• Aim of the task:
Please copy out every line of the records below word for word, leaving out the pictures.

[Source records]
:::::

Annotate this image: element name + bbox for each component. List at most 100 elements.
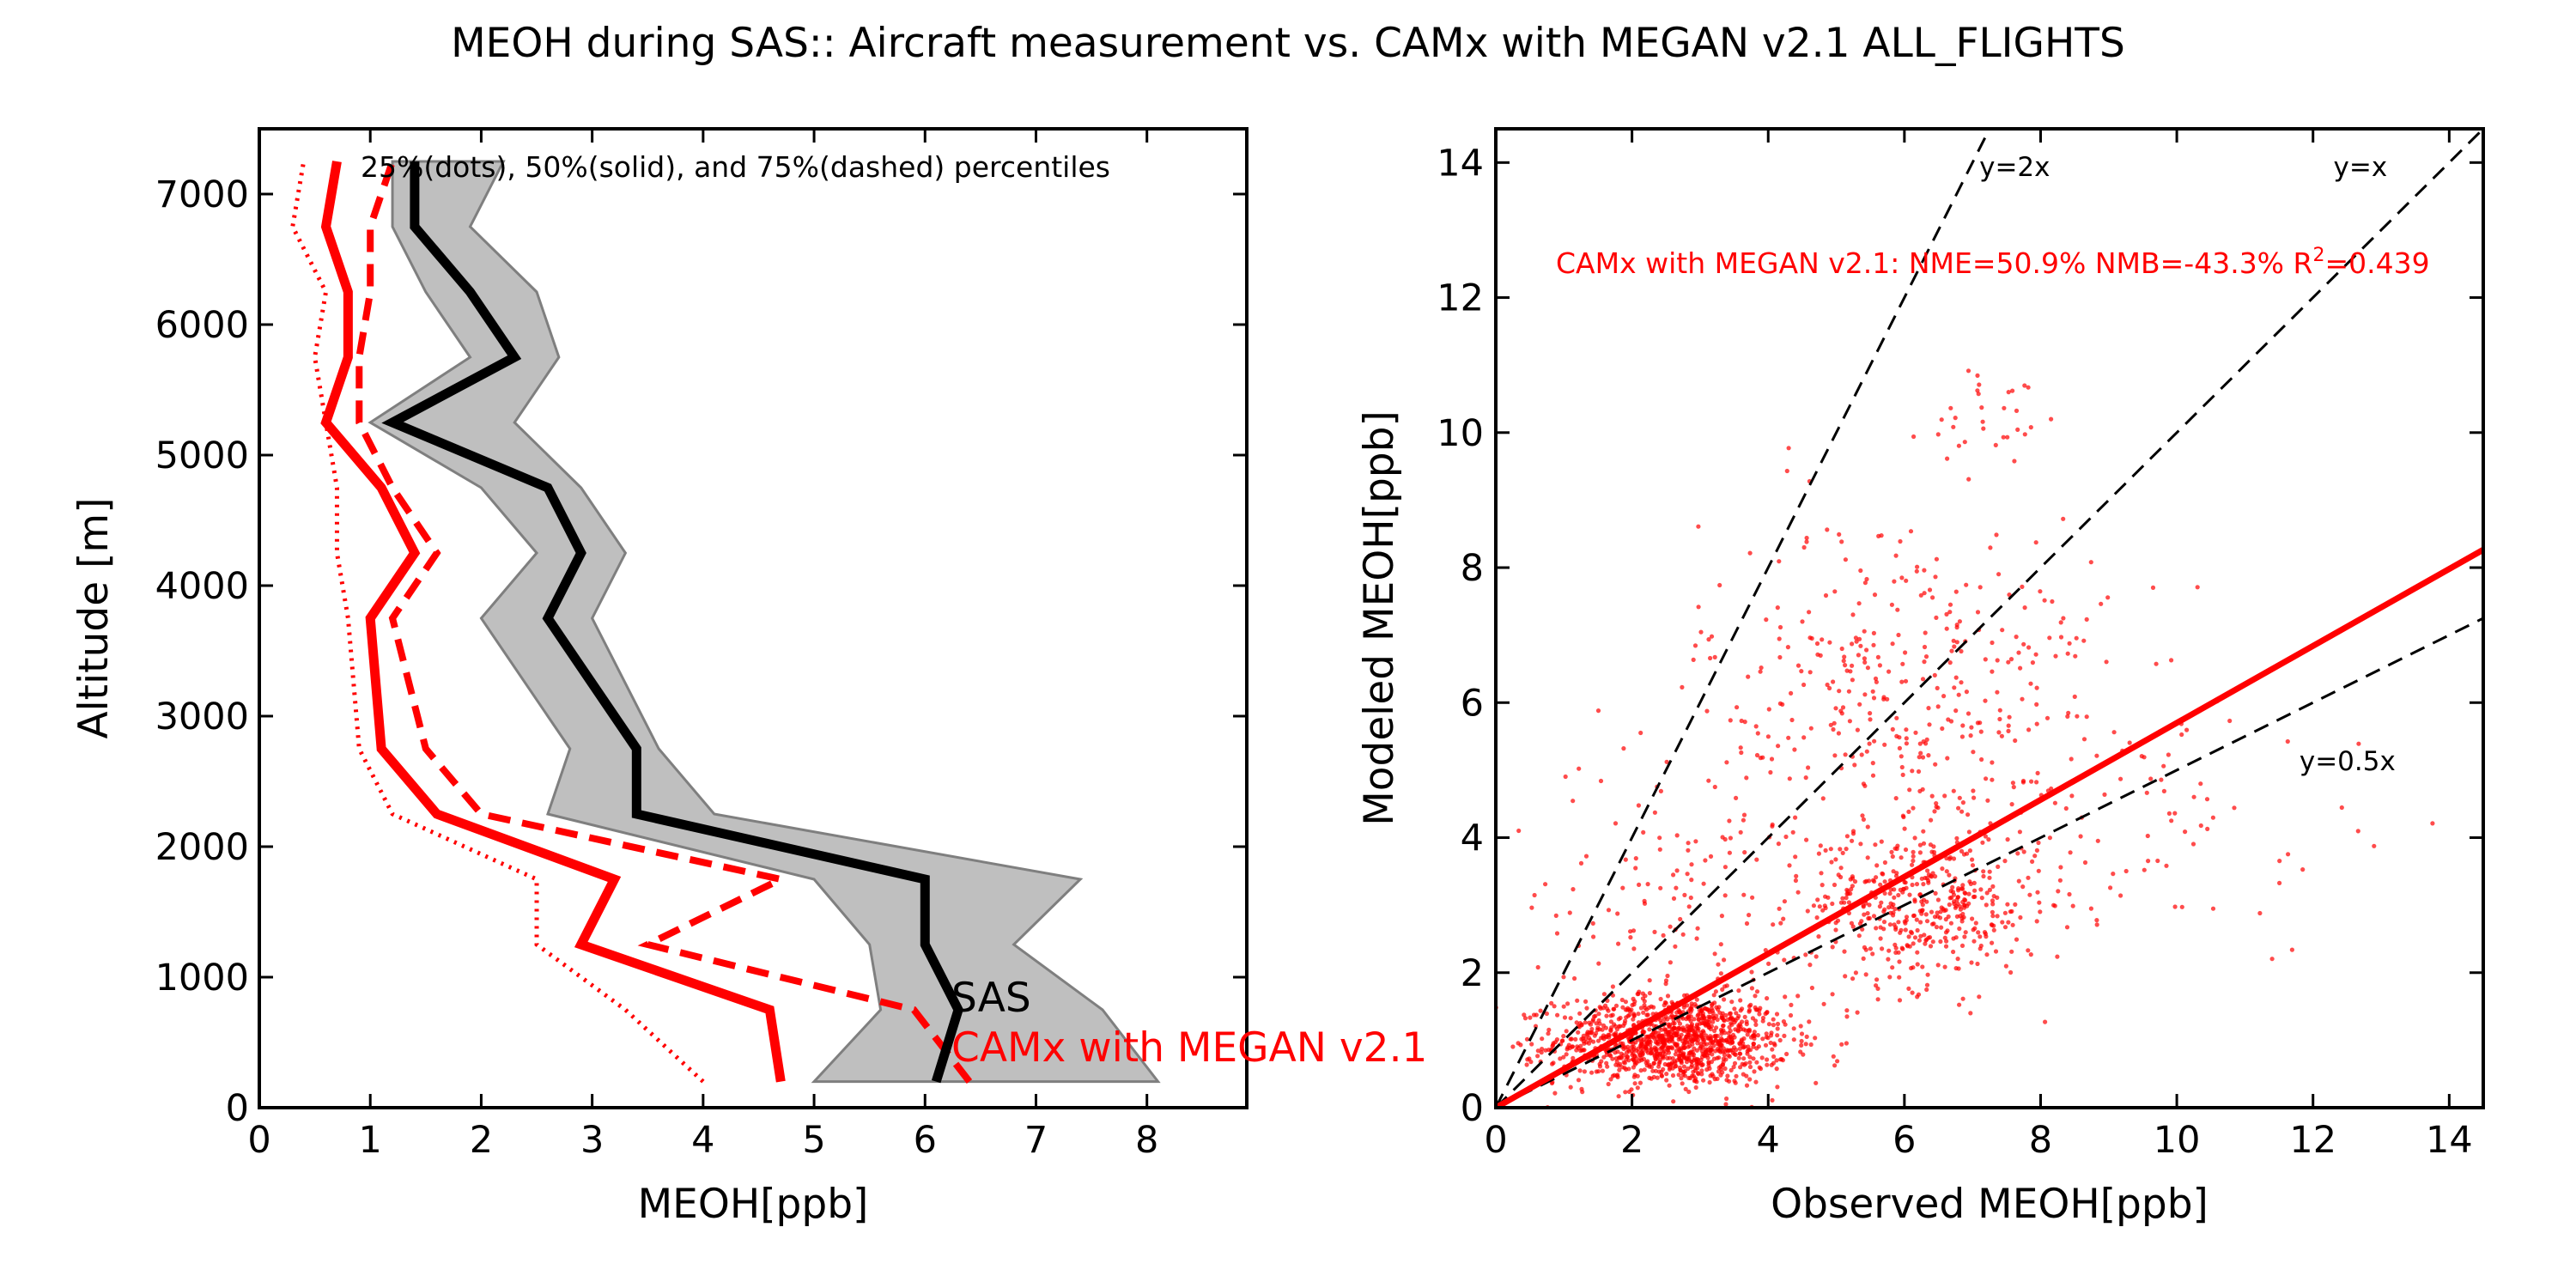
scatter-point	[1870, 689, 1875, 694]
scatter-point	[2020, 696, 2025, 702]
scatter-point	[1645, 882, 1650, 887]
scatter-point	[2009, 949, 2014, 954]
scatter-point	[1722, 1066, 1728, 1072]
scatter-point	[1930, 939, 1935, 945]
scatter-point	[1935, 432, 1941, 437]
scatter-point	[1610, 1073, 1615, 1078]
scatter-point	[1844, 896, 1849, 901]
scatter-points	[1496, 368, 2435, 1108]
scatter-point	[1569, 1036, 1574, 1042]
scatter-point	[1934, 556, 1939, 562]
scatter-point	[1693, 1084, 1698, 1091]
scatter-point	[1723, 1037, 1728, 1043]
scatter-point	[1970, 863, 1976, 868]
scatter-point	[1865, 855, 1870, 860]
percentile-annotation: 25%(dots), 50%(solid), and 75%(dashed) p…	[361, 150, 1110, 184]
scatter-point	[2277, 880, 2282, 885]
scatter-point	[1535, 1048, 1540, 1054]
scatter-point	[1546, 1027, 1552, 1032]
scatter-point	[1747, 913, 1752, 918]
scatter-point	[1966, 891, 1971, 896]
scatter-point	[1748, 1035, 1754, 1040]
scatter-point	[1701, 1078, 1706, 1083]
scatter-point	[2073, 653, 2078, 659]
scatter-point	[2034, 685, 2039, 690]
scatter-point	[1990, 640, 1995, 646]
scatter-point	[1904, 727, 1909, 732]
scatter-point	[1833, 706, 1838, 711]
y-tick-label: 12	[1437, 277, 1484, 320]
scatter-point	[1577, 1011, 1583, 1016]
scatter-point	[1757, 1065, 1762, 1070]
scatter-point	[1933, 890, 1938, 896]
scatter-point	[1921, 882, 1926, 887]
scatter-point	[1935, 910, 1940, 915]
scatter-point	[1874, 679, 1879, 684]
scatter-point	[2014, 635, 2019, 640]
scatter-point	[2055, 954, 2060, 959]
scatter-point	[1765, 1057, 1770, 1062]
scatter-point	[1686, 1013, 1692, 1018]
scatter-point	[1927, 722, 1932, 727]
scatter-point	[1943, 944, 1949, 949]
scatter-point	[1646, 1005, 1651, 1011]
scatter-point	[1665, 1062, 1670, 1067]
scatter-point	[1582, 1069, 1587, 1074]
scatter-point	[1617, 1061, 1623, 1066]
scatter-point	[1874, 863, 1880, 868]
scatter-point	[1753, 1079, 1759, 1084]
scatter-point	[1751, 1042, 1756, 1047]
scatter-point	[1579, 1086, 1584, 1091]
scatter-point	[1820, 637, 1825, 642]
scatter-point	[1756, 1044, 1761, 1049]
scatter-point	[1886, 957, 1891, 962]
scatter-point	[1911, 434, 1917, 440]
scatter-point	[1720, 1015, 1725, 1021]
scatter-point	[1789, 1002, 1794, 1007]
scatter-point	[1921, 829, 1926, 834]
scatter-point	[1807, 610, 1812, 615]
scatter-point	[1715, 1076, 1720, 1081]
scatter-point	[1753, 993, 1758, 999]
scatter-point	[1670, 1066, 1675, 1071]
y-tick-label: 1000	[155, 957, 249, 999]
scatter-point	[1917, 741, 1923, 746]
scatter-point	[1734, 1011, 1739, 1016]
scatter-point	[1775, 1084, 1780, 1090]
scatter-point	[1960, 996, 1965, 1001]
scatter-point	[1647, 978, 1652, 983]
scatter-point	[1546, 1031, 1551, 1036]
scatter-point	[1744, 1073, 1749, 1078]
scatter-point	[1801, 1052, 1806, 1057]
scatter-point	[1693, 839, 1698, 844]
scatter-point	[1819, 871, 1824, 876]
scatter-point	[1862, 945, 1867, 950]
x-tick-label: 4	[1757, 1119, 1780, 1162]
scatter-point	[1956, 888, 1961, 893]
scatter-point	[1598, 778, 1604, 784]
scatter-point	[1911, 805, 1916, 811]
scatter-point	[1971, 750, 1976, 755]
scatter-point	[1665, 973, 1670, 979]
scatter-point	[1877, 663, 1882, 668]
scatter-point	[1870, 951, 1875, 957]
scatter-point	[1906, 934, 1911, 939]
scatter-point	[1975, 373, 1980, 378]
scatter-point	[1699, 1068, 1704, 1073]
scatter-point	[1951, 856, 1957, 861]
scatter-point	[1713, 989, 1718, 994]
scatter-point	[1722, 997, 1727, 1002]
scatter-point	[2034, 848, 2039, 854]
scatter-point	[1831, 726, 1836, 732]
scatter-point	[1887, 975, 1893, 980]
scatter-point	[1975, 610, 1981, 615]
scatter-point	[1875, 654, 1880, 660]
scatter-point	[1930, 595, 1935, 600]
scatter-point	[1875, 986, 1880, 991]
scatter-point	[1716, 1007, 1721, 1012]
scatter-point	[1668, 924, 1673, 929]
scatter-point	[1728, 1041, 1733, 1046]
scatter-point	[1686, 1075, 1692, 1080]
scatter-point	[1680, 1053, 1685, 1058]
scatter-point	[1833, 927, 1838, 933]
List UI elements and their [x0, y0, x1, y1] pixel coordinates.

:::::

• Result of this task:
Annotate this image: element name + bbox for each component. List at most 100 elements.
scatter-point	[1870, 689, 1875, 694]
scatter-point	[2020, 696, 2025, 702]
scatter-point	[1645, 882, 1650, 887]
scatter-point	[2009, 949, 2014, 954]
scatter-point	[1722, 1066, 1728, 1072]
scatter-point	[1930, 939, 1935, 945]
scatter-point	[1935, 432, 1941, 437]
scatter-point	[1610, 1073, 1615, 1078]
scatter-point	[1844, 896, 1849, 901]
scatter-points	[1496, 368, 2435, 1108]
scatter-point	[1569, 1036, 1574, 1042]
scatter-point	[1934, 556, 1939, 562]
scatter-point	[1693, 1084, 1698, 1091]
scatter-point	[1723, 1037, 1728, 1043]
scatter-point	[1970, 863, 1976, 868]
scatter-point	[1865, 855, 1870, 860]
percentile-annotation: 25%(dots), 50%(solid), and 75%(dashed) p…	[361, 150, 1110, 184]
scatter-point	[2277, 880, 2282, 885]
scatter-point	[1535, 1048, 1540, 1054]
scatter-point	[1546, 1027, 1552, 1032]
scatter-point	[1747, 913, 1752, 918]
scatter-point	[1966, 891, 1971, 896]
scatter-point	[1748, 1035, 1754, 1040]
scatter-point	[1701, 1078, 1706, 1083]
scatter-point	[2073, 653, 2078, 659]
scatter-point	[2034, 685, 2039, 690]
scatter-point	[1990, 640, 1995, 646]
scatter-point	[1904, 727, 1909, 732]
scatter-point	[1833, 706, 1838, 711]
y-tick-label: 12	[1437, 277, 1484, 320]
scatter-point	[1577, 1011, 1583, 1016]
scatter-point	[1757, 1065, 1762, 1070]
scatter-point	[1933, 890, 1938, 896]
scatter-point	[1921, 882, 1926, 887]
scatter-point	[1935, 910, 1940, 915]
scatter-point	[1874, 679, 1879, 684]
scatter-point	[2014, 635, 2019, 640]
scatter-point	[2055, 954, 2060, 959]
scatter-point	[1765, 1057, 1770, 1062]
scatter-point	[1686, 1013, 1692, 1018]
scatter-point	[1927, 722, 1932, 727]
scatter-point	[1943, 944, 1949, 949]
scatter-point	[1646, 1005, 1651, 1011]
scatter-point	[1665, 1062, 1670, 1067]
scatter-point	[1582, 1069, 1587, 1074]
scatter-point	[1617, 1061, 1623, 1066]
scatter-point	[1874, 863, 1880, 868]
scatter-point	[1753, 1079, 1759, 1084]
scatter-point	[1751, 1042, 1756, 1047]
scatter-point	[1579, 1086, 1584, 1091]
scatter-point	[1820, 637, 1825, 642]
scatter-point	[1756, 1044, 1761, 1049]
scatter-point	[1886, 957, 1891, 962]
scatter-point	[1911, 434, 1917, 440]
scatter-point	[1720, 1015, 1725, 1021]
scatter-point	[1789, 1002, 1794, 1007]
scatter-point	[1921, 829, 1926, 834]
scatter-point	[1807, 610, 1812, 615]
scatter-point	[1715, 1076, 1720, 1081]
scatter-point	[1753, 993, 1758, 999]
scatter-point	[1670, 1066, 1675, 1071]
y-tick-label: 1000	[155, 957, 249, 999]
scatter-point	[1917, 741, 1923, 746]
scatter-point	[1734, 1011, 1739, 1016]
scatter-point	[1775, 1084, 1780, 1090]
scatter-point	[1960, 996, 1965, 1001]
scatter-point	[1647, 978, 1652, 983]
scatter-point	[1546, 1031, 1551, 1036]
scatter-point	[1744, 1073, 1749, 1078]
scatter-point	[1801, 1052, 1806, 1057]
scatter-point	[1693, 839, 1698, 844]
scatter-point	[1819, 871, 1824, 876]
scatter-point	[1862, 945, 1867, 950]
x-tick-label: 4	[1757, 1119, 1780, 1162]
scatter-point	[1956, 888, 1961, 893]
scatter-point	[1598, 778, 1604, 784]
scatter-point	[1911, 805, 1916, 811]
scatter-point	[1971, 750, 1976, 755]
scatter-point	[1665, 973, 1670, 979]
scatter-point	[1877, 663, 1882, 668]
scatter-point	[1870, 951, 1875, 957]
scatter-point	[1906, 934, 1911, 939]
scatter-point	[1975, 373, 1980, 378]
scatter-point	[1699, 1068, 1704, 1073]
scatter-point	[1951, 856, 1957, 861]
scatter-point	[1713, 989, 1718, 994]
scatter-point	[1722, 997, 1727, 1002]
scatter-point	[2034, 848, 2039, 854]
scatter-point	[1831, 726, 1836, 732]
scatter-point	[1887, 975, 1893, 980]
scatter-point	[1975, 610, 1981, 615]
scatter-point	[1875, 654, 1880, 660]
scatter-point	[1930, 595, 1935, 600]
scatter-point	[1875, 986, 1880, 991]
scatter-point	[1716, 1007, 1721, 1012]
scatter-point	[1668, 924, 1673, 929]
scatter-point	[1728, 1041, 1733, 1046]
scatter-point	[1686, 1075, 1692, 1080]
scatter-point	[1680, 1053, 1685, 1058]
scatter-point	[1833, 927, 1838, 933]
List UI elements and their [x0, y0, x1, y1] pixel coordinates.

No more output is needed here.